Operations and Management Area Area Director(s):

Operations and Management Area Advisor



Meeting Slides:

Blue Sheets:

Internet-Drafts:

No Request for Comments

Charter (as of 2013-02-26):

The Web Public Key Infrastructure (PKI) is the set of systems,
policies, and procedures used to protect the confidentiality,
integrity, and authenticity of communications between Web
browsers and Web content servers. The Web PKI is used in
conjunction with security protocols such as TLS/SSL and OCSP.

More specifically, the Web PKI (as considered here) consists of
the fields included in the certificates issued to Web content
and application providers by Certification Authorities (CAs),
the certificate status services provided by the Authorities to
Web browsers and their users, and the TLS/SSL protocol stacks
embedded in web servers and browsers.

The Web PKI Operations (wpkops) working group will work to
improve the consistency of Web security behavior. It will
address the problems caused by the many hundreds of variations
of the Web PKI currently in use:

- For end-users (i.e. relying parties), there is no clear view
of whether certificate "problems" remain once they see an
indication of a "good" connection. For instance, in some
browsers, a "good" indication is displayed when a "revoked"

▶ INFORMATION GIVEN

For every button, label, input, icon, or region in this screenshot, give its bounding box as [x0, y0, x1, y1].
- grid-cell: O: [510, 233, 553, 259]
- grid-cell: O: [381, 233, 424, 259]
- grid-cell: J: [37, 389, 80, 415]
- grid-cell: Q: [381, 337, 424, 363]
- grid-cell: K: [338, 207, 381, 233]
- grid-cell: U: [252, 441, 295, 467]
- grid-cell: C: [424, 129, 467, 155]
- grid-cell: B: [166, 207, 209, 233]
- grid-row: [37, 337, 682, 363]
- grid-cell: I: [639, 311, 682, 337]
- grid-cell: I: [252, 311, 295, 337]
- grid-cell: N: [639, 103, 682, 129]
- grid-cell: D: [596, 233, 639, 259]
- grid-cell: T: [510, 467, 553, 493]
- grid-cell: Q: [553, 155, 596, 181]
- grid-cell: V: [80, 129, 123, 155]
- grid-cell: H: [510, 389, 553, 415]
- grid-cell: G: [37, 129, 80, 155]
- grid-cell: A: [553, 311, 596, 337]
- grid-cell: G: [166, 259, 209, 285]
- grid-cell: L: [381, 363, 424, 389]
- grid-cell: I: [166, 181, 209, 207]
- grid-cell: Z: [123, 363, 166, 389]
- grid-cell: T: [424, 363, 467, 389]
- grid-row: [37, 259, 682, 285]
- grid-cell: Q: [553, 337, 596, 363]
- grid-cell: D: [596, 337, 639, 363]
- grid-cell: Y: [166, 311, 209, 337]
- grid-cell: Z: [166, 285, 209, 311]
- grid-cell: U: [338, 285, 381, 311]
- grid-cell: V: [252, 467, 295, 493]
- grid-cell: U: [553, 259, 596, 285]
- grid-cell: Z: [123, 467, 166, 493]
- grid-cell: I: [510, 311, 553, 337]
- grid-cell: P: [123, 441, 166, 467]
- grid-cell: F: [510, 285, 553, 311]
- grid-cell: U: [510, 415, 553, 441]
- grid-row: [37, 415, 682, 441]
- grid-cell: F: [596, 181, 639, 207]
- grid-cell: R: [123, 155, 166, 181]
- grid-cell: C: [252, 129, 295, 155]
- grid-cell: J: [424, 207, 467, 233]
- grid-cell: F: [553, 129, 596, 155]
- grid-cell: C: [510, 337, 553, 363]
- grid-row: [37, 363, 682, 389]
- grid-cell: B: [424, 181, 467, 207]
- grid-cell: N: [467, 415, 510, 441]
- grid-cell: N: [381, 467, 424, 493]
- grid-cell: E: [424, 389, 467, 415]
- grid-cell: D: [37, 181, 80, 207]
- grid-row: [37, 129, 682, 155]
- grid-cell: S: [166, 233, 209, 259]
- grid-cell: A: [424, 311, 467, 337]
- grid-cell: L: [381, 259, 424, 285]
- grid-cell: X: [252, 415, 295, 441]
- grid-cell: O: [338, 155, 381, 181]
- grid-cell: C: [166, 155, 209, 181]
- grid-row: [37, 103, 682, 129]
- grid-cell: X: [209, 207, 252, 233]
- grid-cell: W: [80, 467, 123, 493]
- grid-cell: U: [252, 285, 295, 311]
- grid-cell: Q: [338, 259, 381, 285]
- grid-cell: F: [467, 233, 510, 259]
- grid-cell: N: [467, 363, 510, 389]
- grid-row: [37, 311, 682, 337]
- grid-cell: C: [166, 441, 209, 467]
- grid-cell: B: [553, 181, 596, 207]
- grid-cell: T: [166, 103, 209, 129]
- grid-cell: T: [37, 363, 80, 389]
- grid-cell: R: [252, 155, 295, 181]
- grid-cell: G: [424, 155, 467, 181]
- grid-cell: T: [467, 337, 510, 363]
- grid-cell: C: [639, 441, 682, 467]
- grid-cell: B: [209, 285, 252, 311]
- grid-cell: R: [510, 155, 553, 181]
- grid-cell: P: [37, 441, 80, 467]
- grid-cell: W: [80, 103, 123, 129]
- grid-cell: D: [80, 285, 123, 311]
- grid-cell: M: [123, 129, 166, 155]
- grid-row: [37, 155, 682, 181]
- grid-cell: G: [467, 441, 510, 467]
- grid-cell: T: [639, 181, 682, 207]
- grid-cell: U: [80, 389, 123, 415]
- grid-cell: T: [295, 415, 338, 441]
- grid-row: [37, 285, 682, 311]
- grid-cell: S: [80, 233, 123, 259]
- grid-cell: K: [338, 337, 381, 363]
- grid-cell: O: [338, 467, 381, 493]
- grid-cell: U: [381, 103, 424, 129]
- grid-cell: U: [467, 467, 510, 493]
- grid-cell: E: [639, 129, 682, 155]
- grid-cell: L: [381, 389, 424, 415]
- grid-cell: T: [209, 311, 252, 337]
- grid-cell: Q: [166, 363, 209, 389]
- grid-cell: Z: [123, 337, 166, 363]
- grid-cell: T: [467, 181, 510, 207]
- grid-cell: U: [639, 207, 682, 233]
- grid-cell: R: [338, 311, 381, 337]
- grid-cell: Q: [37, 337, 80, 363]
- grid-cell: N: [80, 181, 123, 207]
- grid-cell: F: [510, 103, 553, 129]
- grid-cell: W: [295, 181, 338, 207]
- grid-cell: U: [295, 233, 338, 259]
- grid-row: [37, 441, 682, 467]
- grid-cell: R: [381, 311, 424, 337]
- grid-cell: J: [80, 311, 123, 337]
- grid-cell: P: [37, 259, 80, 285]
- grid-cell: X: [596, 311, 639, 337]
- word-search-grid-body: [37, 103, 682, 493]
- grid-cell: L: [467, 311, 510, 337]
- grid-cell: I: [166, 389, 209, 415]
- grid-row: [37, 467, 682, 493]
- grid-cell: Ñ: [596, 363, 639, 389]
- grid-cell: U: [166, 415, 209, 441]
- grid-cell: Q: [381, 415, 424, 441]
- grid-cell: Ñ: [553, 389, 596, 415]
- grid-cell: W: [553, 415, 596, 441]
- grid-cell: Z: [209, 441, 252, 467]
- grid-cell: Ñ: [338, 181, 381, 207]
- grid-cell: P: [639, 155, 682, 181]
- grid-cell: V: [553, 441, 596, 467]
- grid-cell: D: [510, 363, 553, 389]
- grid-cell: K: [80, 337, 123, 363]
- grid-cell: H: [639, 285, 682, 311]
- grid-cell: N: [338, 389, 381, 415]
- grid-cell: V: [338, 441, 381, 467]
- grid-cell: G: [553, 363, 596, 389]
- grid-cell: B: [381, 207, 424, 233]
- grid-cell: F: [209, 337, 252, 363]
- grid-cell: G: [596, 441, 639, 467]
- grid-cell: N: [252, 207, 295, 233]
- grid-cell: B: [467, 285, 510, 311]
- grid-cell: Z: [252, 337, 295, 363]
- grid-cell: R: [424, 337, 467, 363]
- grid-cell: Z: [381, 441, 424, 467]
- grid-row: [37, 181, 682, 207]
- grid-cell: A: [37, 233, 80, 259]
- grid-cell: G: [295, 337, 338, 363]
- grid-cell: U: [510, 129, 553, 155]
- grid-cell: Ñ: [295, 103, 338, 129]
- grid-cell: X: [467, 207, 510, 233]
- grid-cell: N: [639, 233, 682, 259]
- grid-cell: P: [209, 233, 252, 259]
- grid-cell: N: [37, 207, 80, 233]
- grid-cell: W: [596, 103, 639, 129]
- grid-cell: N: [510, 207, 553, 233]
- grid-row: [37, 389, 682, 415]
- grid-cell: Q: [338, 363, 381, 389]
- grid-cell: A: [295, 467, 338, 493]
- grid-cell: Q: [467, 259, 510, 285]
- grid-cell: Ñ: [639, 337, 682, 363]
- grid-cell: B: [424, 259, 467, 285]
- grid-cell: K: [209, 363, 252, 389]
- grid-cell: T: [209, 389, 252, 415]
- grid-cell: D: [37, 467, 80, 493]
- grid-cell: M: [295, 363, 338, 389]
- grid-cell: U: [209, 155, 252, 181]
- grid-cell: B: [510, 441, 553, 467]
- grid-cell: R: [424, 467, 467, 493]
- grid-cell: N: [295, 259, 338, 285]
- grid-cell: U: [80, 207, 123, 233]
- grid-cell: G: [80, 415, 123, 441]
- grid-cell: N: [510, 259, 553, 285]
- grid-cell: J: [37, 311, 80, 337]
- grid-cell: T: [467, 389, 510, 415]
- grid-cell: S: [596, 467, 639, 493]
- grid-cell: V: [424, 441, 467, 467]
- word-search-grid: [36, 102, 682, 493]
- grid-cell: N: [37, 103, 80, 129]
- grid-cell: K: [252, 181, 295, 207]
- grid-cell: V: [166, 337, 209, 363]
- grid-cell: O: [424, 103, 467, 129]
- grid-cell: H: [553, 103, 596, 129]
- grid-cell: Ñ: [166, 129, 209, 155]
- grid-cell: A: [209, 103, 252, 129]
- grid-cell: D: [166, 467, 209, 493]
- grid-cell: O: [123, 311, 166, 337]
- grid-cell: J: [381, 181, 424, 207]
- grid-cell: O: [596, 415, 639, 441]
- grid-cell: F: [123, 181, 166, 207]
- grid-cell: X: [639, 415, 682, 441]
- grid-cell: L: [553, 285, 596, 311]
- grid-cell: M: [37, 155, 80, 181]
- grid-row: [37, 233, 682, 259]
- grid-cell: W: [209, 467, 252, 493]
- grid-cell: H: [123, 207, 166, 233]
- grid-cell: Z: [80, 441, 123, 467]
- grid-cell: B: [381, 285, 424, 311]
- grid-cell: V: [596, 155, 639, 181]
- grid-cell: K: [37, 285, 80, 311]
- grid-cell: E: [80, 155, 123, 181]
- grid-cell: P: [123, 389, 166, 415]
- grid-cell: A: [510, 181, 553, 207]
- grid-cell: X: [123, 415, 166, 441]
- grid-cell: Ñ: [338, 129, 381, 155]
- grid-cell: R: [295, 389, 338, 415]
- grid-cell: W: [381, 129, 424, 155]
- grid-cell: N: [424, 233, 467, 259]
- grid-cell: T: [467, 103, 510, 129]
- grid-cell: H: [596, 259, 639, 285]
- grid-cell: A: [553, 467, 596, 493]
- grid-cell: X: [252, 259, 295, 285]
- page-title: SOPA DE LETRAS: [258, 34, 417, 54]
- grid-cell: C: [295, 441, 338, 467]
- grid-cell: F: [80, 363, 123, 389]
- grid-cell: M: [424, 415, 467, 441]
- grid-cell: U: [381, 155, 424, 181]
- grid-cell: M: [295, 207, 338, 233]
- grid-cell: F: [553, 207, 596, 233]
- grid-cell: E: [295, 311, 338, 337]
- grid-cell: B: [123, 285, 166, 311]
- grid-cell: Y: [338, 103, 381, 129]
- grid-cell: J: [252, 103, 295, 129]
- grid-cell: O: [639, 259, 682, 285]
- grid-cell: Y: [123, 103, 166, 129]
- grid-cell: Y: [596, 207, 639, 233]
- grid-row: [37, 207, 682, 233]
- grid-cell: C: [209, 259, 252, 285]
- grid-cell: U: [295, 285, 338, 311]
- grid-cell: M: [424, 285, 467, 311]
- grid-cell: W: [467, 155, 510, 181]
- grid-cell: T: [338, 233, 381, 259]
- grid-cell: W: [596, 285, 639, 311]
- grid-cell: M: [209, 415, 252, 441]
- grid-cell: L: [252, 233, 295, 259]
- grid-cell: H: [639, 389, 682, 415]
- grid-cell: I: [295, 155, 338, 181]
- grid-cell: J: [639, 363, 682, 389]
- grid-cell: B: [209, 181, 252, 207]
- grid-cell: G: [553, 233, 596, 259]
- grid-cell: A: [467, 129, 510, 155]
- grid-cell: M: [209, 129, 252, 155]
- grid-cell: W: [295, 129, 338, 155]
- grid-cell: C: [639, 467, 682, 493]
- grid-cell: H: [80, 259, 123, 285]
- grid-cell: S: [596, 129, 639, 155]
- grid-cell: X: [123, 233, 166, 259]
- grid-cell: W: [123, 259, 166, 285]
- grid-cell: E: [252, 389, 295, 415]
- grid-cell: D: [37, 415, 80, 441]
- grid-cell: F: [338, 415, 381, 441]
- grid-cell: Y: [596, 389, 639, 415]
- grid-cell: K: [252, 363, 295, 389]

▶ TASK PROMPT
Would you reproduce the Web PKI charter, word for word, from "Charter (as of" to "TLS/SSL and OCSP."?

▶ ANSWER TO THIS TASK
Charter (as of 2013-02-26):

The Web Public Key Infrastructure (PKI) is the set of systems,
policies, and procedures used to protect the confidentiality,
integrity, and authenticity of communications between Web
browsers and Web content servers. The Web PKI is used in
conjunction with security protocols such as TLS/SSL and OCSP.